YOUR INSTRUCTIONS:
Return every line of the data below that includes the string "door".
· · ·
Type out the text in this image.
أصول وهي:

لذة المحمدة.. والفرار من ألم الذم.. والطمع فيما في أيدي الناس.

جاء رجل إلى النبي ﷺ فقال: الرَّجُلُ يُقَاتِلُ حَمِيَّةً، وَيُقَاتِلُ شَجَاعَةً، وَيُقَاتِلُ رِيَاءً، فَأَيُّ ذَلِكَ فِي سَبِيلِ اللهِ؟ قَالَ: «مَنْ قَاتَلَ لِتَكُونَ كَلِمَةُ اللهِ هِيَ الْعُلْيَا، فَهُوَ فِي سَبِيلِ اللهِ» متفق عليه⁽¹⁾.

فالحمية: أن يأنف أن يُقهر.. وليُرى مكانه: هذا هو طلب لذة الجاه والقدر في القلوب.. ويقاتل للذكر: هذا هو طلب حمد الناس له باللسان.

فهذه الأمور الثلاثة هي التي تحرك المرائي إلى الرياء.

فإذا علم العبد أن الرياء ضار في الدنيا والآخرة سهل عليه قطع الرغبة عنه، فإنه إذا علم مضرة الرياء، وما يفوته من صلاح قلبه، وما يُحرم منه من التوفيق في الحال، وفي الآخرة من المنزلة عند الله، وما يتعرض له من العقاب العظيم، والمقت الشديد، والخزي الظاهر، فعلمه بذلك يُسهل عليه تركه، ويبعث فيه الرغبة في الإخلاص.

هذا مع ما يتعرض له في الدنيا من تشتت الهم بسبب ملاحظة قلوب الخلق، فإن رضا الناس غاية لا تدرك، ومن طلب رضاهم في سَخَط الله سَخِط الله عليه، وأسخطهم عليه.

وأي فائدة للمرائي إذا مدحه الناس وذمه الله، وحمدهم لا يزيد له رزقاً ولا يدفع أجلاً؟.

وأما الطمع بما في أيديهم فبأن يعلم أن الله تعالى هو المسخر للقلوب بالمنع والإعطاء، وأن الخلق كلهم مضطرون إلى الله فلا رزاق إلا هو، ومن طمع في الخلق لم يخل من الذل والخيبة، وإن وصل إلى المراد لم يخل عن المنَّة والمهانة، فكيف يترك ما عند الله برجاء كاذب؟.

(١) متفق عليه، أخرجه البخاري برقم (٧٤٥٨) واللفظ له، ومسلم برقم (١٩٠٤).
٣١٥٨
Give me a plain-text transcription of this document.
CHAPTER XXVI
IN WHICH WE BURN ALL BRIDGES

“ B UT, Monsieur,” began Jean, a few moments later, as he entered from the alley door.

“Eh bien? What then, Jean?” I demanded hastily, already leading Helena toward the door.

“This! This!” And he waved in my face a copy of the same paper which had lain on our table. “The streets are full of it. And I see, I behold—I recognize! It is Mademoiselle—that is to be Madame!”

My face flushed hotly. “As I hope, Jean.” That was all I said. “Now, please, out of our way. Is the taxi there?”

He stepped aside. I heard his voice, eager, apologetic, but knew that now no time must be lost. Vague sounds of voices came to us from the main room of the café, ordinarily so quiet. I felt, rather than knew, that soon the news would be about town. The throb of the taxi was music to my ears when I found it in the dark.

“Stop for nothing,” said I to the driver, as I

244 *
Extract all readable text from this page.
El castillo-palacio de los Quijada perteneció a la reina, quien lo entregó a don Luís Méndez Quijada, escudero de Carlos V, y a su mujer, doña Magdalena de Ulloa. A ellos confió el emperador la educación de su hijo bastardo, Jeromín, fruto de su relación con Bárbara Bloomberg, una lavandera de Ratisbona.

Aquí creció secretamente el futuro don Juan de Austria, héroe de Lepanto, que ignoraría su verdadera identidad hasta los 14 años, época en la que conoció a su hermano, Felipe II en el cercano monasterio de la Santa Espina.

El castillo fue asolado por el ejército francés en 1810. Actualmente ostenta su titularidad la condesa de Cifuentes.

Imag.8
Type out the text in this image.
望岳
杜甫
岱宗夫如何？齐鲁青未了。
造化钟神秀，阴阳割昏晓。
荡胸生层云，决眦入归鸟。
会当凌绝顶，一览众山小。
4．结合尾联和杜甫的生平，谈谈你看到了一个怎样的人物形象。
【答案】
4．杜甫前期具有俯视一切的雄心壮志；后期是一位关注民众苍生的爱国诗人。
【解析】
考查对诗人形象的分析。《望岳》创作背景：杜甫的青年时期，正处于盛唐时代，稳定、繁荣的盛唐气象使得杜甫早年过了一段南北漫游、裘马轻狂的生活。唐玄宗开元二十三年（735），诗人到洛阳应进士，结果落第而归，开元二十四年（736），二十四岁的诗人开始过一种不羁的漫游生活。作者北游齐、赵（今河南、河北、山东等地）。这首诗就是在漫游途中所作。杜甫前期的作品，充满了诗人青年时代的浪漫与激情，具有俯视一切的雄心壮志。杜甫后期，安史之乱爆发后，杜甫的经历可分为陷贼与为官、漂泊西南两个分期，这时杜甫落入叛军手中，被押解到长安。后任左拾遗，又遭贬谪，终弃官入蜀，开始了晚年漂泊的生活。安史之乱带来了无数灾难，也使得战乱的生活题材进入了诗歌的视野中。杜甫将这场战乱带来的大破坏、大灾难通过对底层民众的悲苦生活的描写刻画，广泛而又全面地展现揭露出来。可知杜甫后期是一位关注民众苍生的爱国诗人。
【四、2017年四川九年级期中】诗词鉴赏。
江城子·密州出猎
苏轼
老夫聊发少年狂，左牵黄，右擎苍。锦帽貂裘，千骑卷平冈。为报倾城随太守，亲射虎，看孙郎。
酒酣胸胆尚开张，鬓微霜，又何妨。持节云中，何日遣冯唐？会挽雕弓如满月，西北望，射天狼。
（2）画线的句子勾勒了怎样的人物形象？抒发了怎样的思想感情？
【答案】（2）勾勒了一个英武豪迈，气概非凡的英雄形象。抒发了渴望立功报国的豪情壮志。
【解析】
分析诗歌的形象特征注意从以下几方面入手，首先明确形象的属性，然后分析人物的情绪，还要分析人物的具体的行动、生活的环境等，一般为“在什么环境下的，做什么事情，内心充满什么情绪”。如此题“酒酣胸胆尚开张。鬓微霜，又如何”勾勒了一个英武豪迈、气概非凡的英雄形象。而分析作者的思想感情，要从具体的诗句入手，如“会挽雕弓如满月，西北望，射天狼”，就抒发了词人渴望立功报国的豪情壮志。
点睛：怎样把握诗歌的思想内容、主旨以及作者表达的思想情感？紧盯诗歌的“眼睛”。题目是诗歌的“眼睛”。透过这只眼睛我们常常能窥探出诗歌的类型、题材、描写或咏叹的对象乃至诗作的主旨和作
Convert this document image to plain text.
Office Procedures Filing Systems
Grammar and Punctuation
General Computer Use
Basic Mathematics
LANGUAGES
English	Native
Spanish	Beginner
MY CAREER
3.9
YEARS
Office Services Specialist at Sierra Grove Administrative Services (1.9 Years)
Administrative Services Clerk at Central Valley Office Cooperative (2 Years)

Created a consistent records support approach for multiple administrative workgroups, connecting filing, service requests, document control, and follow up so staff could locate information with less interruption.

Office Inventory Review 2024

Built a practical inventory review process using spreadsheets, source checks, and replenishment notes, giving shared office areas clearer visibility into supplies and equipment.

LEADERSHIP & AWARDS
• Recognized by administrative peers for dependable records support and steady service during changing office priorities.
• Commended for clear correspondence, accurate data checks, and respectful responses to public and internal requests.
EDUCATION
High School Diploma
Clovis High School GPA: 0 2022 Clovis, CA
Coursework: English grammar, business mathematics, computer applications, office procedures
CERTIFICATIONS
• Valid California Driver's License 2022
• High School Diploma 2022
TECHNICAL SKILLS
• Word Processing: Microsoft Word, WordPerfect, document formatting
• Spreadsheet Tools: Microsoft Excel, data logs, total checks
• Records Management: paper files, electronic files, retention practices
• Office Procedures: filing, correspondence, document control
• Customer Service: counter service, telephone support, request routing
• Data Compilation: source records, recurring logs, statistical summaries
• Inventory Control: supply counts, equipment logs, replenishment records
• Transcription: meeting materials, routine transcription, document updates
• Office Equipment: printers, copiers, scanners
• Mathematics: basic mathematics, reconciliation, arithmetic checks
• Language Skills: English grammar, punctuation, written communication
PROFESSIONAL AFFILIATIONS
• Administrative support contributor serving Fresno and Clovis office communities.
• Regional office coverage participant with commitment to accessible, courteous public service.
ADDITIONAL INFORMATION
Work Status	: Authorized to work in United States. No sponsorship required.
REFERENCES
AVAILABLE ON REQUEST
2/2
· · ·
FULL OUTPUT:
“ B UT, Monsieur,” began Jean, a few moments later, as he entered from the alley door.
“Eh bien? What then, Jean?” I demanded hastily, already leading Helena toward the door.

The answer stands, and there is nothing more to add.